Print every record below exactly as written.

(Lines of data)

══════

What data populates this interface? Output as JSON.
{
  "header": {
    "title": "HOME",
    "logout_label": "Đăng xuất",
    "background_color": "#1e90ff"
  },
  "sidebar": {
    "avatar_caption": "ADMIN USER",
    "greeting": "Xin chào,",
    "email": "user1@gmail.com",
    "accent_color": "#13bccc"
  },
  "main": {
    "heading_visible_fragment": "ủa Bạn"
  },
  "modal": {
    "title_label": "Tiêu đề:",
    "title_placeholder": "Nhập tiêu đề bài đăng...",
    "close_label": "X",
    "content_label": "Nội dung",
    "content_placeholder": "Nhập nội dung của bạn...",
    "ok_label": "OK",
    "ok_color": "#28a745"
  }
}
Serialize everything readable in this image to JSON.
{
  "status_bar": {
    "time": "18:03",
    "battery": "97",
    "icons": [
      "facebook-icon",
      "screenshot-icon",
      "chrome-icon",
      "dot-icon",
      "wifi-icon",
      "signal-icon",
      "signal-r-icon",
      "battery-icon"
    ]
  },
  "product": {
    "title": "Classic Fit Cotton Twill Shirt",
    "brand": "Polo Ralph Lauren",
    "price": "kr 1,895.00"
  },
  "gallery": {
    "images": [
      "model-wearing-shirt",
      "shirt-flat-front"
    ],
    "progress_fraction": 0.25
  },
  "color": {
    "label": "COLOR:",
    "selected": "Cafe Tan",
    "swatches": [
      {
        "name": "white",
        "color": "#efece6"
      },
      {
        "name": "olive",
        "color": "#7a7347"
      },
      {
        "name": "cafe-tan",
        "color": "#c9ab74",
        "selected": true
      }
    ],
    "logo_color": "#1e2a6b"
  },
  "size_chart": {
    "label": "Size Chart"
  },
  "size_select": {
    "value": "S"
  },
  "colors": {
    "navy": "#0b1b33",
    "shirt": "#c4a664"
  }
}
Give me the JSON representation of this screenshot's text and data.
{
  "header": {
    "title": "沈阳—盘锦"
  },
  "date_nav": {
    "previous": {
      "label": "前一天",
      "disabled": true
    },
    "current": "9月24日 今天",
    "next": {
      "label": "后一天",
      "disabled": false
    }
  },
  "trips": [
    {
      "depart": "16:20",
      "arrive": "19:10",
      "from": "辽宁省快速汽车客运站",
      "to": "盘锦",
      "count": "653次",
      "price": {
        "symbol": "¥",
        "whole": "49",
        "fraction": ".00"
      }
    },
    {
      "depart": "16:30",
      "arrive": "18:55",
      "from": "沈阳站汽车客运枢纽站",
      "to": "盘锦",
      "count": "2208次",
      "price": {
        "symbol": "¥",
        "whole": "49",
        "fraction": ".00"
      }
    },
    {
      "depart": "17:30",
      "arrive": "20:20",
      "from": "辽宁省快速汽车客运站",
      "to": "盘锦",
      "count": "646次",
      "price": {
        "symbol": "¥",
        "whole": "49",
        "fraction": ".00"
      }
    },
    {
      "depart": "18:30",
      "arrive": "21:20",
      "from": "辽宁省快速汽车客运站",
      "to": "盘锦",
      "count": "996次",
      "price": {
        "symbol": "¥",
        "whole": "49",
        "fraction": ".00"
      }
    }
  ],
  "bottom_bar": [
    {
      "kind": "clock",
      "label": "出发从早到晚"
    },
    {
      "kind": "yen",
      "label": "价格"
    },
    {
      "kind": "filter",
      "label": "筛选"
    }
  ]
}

══════

OUTPUT:
What data populates this interface? Output as JSON.
{
  "header": {
    "title": "HOME",
    "logout_label": "Đăng xuất",
    "background_color": "#1e90ff"
  },
  "sidebar": {
    "avatar_caption": "ADMIN USER",
    "greeting": "Xin chào,",
    "email": "user1@gmail.com",
    "accent_color": "#13bccc"
  },
  "main": {
    "heading_visible_fragment": "ủa Bạn"
  },
  "modal": {
    "title_label": "Tiêu đề:",
    "title_placeholder": "Nhập tiêu đề bài đăng...",
    "close_label": "X",
    "content_label": "Nội dung",
    "content_placeholder": "Nhập nội dung của bạn...",
    "ok_label": "OK",
    "ok_color": "#28a745"
  }
}
Serialize everything readable in this image to JSON.
{
  "status_bar": {
    "time": "18:03",
    "battery": "97",
    "icons": [
      "facebook-icon",
      "screenshot-icon",
      "chrome-icon",
      "dot-icon",
      "wifi-icon",
      "signal-icon",
      "signal-r-icon",
      "battery-icon"
    ]
  },
  "product": {
    "title": "Classic Fit Cotton Twill Shirt",
    "brand": "Polo Ralph Lauren",
    "price": "kr 1,895.00"
  },
  "gallery": {
    "images": [
      "model-wearing-shirt",
      "shirt-flat-front"
    ],
    "progress_fraction": 0.25
  },
  "color": {
    "label": "COLOR:",
    "selected": "Cafe Tan",
    "swatches": [
      {
        "name": "white",
        "color": "#efece6"
      },
      {
        "name": "olive",
        "color": "#7a7347"
      },
      {
        "name": "cafe-tan",
        "color": "#c9ab74",
        "selected": true
      }
    ],
    "logo_color": "#1e2a6b"
  },
  "size_chart": {
    "label": "Size Chart"
  },
  "size_select": {
    "value": "S"
  },
  "colors": {
    "navy": "#0b1b33",
    "shirt": "#c4a664"
  }
}
Give me the JSON representation of this screenshot's text and data.
{
  "header": {
    "title": "沈阳—盘锦"
  },
  "date_nav": {
    "previous": {
      "label": "前一天",
      "disabled": true
    },
    "current": "9月24日 今天",
    "next": {
      "label": "后一天",
      "disabled": false
    }
  },
  "trips": [
    {
      "depart": "16:20",
      "arrive": "19:10",
      "from": "辽宁省快速汽车客运站",
      "to": "盘锦",
      "count": "653次",
      "price": {
        "symbol": "¥",
        "whole": "49",
        "fraction": ".00"
      }
    },
    {
      "depart": "16:30",
      "arrive": "18:55",
      "from": "沈阳站汽车客运枢纽站",
      "to": "盘锦",
      "count": "2208次",
      "price": {
        "symbol": "¥",
        "whole": "49",
        "fraction": ".00"
      }
    },
    {
      "depart": "17:30",
      "arrive": "20:20",
      "from": "辽宁省快速汽车客运站",
      "to": "盘锦",
      "count": "646次",
      "price": {
        "symbol": "¥",
        "whole": "49",
        "fraction": ".00"
      }
    },
    {
      "depart": "18:30",
      "arrive": "21:20",
      "from": "辽宁省快速汽车客运站",
      "to": "盘锦",
      "count": "996次",
      "price": {
        "symbol": "¥",
        "whole": "49",
        "fraction": ".00"
      }
    }
  ],
  "bottom_bar": [
    {
      "kind": "clock",
      "label": "出发从早到晚"
    },
    {
      "kind": "yen",
      "label": "价格"
    },
    {
      "kind": "filter",
      "label": "筛选"
    }
  ]
}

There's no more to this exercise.